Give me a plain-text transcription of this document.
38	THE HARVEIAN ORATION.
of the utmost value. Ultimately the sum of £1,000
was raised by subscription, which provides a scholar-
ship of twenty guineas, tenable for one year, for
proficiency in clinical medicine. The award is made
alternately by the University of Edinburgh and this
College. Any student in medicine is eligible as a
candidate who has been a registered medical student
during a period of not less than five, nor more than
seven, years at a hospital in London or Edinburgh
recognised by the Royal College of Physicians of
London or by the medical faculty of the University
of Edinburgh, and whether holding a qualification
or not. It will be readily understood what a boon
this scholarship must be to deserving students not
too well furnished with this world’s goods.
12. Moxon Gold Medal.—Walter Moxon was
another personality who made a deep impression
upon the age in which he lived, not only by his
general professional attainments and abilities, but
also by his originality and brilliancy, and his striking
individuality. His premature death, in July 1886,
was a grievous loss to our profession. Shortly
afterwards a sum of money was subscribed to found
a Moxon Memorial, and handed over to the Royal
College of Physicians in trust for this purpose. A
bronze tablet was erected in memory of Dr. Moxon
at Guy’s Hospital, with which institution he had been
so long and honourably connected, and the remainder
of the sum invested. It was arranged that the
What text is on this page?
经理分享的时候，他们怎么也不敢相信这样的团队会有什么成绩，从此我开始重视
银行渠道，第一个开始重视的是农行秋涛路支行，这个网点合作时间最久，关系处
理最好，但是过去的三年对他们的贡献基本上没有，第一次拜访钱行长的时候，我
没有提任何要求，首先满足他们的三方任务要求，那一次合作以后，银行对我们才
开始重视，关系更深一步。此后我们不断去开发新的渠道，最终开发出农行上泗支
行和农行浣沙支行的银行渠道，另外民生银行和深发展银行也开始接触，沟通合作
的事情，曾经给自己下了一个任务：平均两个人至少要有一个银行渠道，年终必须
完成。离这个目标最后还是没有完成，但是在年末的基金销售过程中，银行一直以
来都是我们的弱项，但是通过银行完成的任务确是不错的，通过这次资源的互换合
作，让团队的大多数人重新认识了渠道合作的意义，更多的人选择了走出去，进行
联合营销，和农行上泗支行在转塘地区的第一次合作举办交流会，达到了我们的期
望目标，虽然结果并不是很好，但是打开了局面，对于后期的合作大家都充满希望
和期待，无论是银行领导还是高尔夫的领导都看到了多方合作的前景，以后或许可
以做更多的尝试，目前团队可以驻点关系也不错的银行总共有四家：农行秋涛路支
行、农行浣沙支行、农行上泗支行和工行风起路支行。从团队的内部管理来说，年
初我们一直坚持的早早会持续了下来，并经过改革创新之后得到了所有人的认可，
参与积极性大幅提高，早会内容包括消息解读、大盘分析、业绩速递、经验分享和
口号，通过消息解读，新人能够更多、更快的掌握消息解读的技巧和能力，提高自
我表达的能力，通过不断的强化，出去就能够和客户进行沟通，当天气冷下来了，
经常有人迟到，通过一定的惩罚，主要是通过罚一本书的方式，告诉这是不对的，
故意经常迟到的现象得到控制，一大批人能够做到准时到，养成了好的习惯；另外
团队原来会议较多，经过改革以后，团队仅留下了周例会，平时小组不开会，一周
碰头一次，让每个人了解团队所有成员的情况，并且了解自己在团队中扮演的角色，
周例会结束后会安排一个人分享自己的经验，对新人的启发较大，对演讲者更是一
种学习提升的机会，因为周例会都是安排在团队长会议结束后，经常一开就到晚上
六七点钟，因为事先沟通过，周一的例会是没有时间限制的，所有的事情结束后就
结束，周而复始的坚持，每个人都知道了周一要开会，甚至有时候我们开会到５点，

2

What is expected - Return all of the entries word for word.

The output -
Give me a plain-text transcription of this document.
38	THE HARVEIAN ORATION.
of the utmost value. Ultimately the sum of £1,000
was raised by subscription, which provides a scholar-
ship of twenty guineas, tenable for one year, for
proficiency in clinical medicine. The award is made
alternately by the University of Edinburgh and this
College. Any student in medicine is eligible as a
candidate who has been a registered medical student
during a period of not less than five, nor more than
seven, years at a hospital in London or Edinburgh
recognised by the Royal College of Physicians of
London or by the medical faculty of the University
of Edinburgh, and whether holding a qualification
or not. It will be readily understood what a boon
this scholarship must be to deserving students not
too well furnished with this world’s goods.
12. Moxon Gold Medal.—Walter Moxon was
another personality who made a deep impression
upon the age in which he lived, not only by his
general professional attainments and abilities, but
also by his originality and brilliancy, and his striking
individuality. His premature death, in July 1886,
was a grievous loss to our profession. Shortly
afterwards a sum of money was subscribed to found
a Moxon Memorial, and handed over to the Royal
College of Physicians in trust for this purpose. A
bronze tablet was erected in memory of Dr. Moxon
at Guy’s Hospital, with which institution he had been
so long and honourably connected, and the remainder
of the sum invested. It was arranged that the
What text is on this page?
经理分享的时候，他们怎么也不敢相信这样的团队会有什么成绩，从此我开始重视
银行渠道，第一个开始重视的是农行秋涛路支行，这个网点合作时间最久，关系处
理最好，但是过去的三年对他们的贡献基本上没有，第一次拜访钱行长的时候，我
没有提任何要求，首先满足他们的三方任务要求，那一次合作以后，银行对我们才
开始重视，关系更深一步。此后我们不断去开发新的渠道，最终开发出农行上泗支
行和农行浣沙支行的银行渠道，另外民生银行和深发展银行也开始接触，沟通合作
的事情，曾经给自己下了一个任务：平均两个人至少要有一个银行渠道，年终必须
完成。离这个目标最后还是没有完成，但是在年末的基金销售过程中，银行一直以
来都是我们的弱项，但是通过银行完成的任务确是不错的，通过这次资源的互换合
作，让团队的大多数人重新认识了渠道合作的意义，更多的人选择了走出去，进行
联合营销，和农行上泗支行在转塘地区的第一次合作举办交流会，达到了我们的期
望目标，虽然结果并不是很好，但是打开了局面，对于后期的合作大家都充满希望
和期待，无论是银行领导还是高尔夫的领导都看到了多方合作的前景，以后或许可
以做更多的尝试，目前团队可以驻点关系也不错的银行总共有四家：农行秋涛路支
行、农行浣沙支行、农行上泗支行和工行风起路支行。从团队的内部管理来说，年
初我们一直坚持的早早会持续了下来，并经过改革创新之后得到了所有人的认可，
参与积极性大幅提高，早会内容包括消息解读、大盘分析、业绩速递、经验分享和
口号，通过消息解读，新人能够更多、更快的掌握消息解读的技巧和能力，提高自
我表达的能力，通过不断的强化，出去就能够和客户进行沟通，当天气冷下来了，
经常有人迟到，通过一定的惩罚，主要是通过罚一本书的方式，告诉这是不对的，
故意经常迟到的现象得到控制，一大批人能够做到准时到，养成了好的习惯；另外
团队原来会议较多，经过改革以后，团队仅留下了周例会，平时小组不开会，一周
碰头一次，让每个人了解团队所有成员的情况，并且了解自己在团队中扮演的角色，
周例会结束后会安排一个人分享自己的经验，对新人的启发较大，对演讲者更是一
种学习提升的机会，因为周例会都是安排在团队长会议结束后，经常一开就到晚上
六七点钟，因为事先沟通过，周一的例会是没有时间限制的，所有的事情结束后就
结束，周而复始的坚持，每个人都知道了周一要开会，甚至有时候我们开会到５点，

2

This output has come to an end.